- [What is being asked]:
Note each line where "magnification" appears, and copy it.

- [Data excerpts]:

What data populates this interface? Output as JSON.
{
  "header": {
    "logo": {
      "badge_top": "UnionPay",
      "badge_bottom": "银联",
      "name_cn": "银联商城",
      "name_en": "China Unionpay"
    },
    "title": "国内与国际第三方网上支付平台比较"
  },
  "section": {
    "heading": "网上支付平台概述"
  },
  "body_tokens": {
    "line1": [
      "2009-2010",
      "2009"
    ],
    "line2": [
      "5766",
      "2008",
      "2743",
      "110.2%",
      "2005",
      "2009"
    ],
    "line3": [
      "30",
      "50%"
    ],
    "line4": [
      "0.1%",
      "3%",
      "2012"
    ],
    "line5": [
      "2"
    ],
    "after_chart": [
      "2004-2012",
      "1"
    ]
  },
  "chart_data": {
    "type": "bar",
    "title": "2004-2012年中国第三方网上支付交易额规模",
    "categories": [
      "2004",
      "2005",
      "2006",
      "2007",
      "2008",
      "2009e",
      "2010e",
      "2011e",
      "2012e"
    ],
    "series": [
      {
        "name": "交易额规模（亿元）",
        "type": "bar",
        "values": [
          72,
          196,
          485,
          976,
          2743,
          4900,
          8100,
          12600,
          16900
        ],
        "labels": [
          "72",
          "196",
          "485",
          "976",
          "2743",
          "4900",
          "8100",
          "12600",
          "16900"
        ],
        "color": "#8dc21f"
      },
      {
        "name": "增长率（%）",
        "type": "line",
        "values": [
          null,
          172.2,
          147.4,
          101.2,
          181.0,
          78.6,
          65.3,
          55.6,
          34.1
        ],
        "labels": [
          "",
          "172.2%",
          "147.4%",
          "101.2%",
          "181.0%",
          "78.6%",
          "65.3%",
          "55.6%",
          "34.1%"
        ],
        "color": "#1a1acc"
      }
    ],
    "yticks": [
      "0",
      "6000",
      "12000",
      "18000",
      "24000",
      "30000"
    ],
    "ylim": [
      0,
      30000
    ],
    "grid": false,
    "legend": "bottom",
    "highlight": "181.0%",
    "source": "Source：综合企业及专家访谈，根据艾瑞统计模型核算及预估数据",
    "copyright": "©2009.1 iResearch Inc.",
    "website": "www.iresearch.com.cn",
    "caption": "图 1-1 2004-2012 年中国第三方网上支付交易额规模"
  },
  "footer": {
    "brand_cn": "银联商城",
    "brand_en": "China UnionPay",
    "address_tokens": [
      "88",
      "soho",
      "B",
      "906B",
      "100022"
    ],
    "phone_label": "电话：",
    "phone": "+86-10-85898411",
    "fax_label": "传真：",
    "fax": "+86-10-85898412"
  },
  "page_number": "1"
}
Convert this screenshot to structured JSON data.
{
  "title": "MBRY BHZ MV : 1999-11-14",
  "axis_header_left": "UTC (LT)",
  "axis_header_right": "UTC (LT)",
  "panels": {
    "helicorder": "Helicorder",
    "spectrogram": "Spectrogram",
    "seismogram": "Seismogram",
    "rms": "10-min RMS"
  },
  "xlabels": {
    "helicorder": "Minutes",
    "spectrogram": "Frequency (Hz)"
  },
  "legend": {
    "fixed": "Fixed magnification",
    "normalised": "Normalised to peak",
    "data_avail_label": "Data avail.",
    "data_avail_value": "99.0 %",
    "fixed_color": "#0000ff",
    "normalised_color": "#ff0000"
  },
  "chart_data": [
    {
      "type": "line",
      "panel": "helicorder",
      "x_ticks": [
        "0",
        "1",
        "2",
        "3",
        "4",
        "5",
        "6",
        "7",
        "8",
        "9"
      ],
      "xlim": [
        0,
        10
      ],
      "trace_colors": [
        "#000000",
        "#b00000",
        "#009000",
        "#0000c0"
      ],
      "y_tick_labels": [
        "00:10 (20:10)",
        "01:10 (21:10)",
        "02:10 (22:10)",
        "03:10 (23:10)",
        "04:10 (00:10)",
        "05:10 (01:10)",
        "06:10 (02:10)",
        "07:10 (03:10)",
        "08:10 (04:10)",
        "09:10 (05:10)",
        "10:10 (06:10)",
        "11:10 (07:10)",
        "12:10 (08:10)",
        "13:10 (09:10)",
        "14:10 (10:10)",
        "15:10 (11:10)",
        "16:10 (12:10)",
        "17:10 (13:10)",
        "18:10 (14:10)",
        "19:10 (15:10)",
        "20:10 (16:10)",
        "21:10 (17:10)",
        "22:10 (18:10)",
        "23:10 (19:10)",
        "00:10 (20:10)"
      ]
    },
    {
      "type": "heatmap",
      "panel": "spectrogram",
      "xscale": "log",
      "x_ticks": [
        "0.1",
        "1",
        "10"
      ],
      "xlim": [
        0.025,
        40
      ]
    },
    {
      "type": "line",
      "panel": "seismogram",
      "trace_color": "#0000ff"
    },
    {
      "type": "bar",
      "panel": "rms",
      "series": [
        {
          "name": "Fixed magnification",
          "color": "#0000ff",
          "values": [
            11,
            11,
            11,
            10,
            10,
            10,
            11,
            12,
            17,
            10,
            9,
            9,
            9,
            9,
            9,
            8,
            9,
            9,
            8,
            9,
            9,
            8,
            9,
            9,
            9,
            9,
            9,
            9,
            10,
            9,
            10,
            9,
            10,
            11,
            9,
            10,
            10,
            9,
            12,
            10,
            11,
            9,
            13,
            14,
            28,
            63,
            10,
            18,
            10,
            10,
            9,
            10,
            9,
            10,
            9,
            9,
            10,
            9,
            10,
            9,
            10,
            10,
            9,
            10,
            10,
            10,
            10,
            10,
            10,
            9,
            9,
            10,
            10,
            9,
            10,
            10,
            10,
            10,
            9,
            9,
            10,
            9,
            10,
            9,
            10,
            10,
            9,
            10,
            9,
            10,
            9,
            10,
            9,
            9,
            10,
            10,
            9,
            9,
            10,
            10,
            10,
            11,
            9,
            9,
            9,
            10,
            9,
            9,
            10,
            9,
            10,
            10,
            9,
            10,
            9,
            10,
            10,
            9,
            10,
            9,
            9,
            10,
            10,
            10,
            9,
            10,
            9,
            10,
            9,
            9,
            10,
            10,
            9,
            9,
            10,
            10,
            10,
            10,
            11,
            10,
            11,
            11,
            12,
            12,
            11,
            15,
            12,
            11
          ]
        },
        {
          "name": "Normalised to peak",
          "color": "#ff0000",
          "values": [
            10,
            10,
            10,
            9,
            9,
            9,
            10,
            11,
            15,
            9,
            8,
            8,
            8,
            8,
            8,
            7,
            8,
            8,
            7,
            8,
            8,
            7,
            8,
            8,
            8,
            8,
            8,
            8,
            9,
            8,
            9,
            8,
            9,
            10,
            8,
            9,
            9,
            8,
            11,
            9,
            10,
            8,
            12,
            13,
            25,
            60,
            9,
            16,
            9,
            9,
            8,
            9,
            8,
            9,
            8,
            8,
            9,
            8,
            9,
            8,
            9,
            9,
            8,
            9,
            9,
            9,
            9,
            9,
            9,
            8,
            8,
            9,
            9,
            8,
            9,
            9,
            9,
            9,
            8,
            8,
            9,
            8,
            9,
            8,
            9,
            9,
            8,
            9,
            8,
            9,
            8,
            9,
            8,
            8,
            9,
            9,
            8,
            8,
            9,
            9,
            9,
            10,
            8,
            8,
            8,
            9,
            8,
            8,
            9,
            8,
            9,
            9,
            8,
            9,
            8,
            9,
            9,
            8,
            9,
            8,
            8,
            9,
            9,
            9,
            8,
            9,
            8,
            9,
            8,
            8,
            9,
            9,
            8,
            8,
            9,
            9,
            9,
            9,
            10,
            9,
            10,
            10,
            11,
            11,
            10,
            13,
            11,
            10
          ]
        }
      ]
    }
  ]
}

- [Expected answer]:
    "fixed": "Fixed magnification",
          "name": "Fixed magnification",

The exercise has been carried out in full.